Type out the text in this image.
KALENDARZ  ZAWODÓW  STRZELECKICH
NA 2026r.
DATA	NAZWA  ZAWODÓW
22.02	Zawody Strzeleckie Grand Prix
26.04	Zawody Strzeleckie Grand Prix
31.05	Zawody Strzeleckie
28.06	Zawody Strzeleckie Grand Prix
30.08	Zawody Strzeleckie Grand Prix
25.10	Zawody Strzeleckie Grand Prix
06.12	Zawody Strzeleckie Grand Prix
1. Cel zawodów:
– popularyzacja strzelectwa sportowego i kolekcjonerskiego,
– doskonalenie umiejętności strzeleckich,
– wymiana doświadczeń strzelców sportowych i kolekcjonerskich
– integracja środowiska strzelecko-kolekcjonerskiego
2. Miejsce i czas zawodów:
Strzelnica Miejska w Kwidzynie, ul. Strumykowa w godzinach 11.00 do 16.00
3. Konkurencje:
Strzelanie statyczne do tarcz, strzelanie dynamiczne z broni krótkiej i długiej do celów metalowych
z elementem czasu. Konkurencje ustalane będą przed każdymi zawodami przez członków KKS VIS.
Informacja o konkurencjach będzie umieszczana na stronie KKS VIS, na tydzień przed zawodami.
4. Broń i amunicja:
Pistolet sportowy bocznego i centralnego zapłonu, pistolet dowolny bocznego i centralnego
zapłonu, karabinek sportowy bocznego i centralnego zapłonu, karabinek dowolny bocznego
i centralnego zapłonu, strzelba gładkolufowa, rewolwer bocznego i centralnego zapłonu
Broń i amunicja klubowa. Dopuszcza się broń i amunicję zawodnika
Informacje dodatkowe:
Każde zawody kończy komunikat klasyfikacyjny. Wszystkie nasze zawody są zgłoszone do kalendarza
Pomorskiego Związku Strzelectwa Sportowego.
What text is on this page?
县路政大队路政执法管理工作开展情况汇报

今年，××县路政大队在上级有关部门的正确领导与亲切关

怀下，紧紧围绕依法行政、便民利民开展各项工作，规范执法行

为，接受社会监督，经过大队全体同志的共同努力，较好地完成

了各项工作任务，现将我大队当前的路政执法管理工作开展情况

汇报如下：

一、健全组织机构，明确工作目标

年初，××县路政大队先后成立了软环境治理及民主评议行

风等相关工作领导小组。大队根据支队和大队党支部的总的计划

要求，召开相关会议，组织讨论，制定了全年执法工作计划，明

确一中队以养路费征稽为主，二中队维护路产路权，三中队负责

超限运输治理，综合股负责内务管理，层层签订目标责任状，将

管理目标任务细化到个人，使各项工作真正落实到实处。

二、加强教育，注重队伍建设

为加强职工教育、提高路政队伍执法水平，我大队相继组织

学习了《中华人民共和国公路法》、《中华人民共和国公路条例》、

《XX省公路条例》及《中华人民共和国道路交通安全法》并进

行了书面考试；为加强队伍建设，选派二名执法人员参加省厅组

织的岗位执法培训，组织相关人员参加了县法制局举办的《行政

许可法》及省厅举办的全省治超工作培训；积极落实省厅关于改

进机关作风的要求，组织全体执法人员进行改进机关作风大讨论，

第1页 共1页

Required work:
Pick out each line in the material containing "Grand".

Response to this exercise:
22.02	Zawody Strzeleckie Grand Prix
26.04	Zawody Strzeleckie Grand Prix
28.06	Zawody Strzeleckie Grand Prix
30.08	Zawody Strzeleckie Grand Prix
25.10	Zawody Strzeleckie Grand Prix
06.12	Zawody Strzeleckie Grand Prix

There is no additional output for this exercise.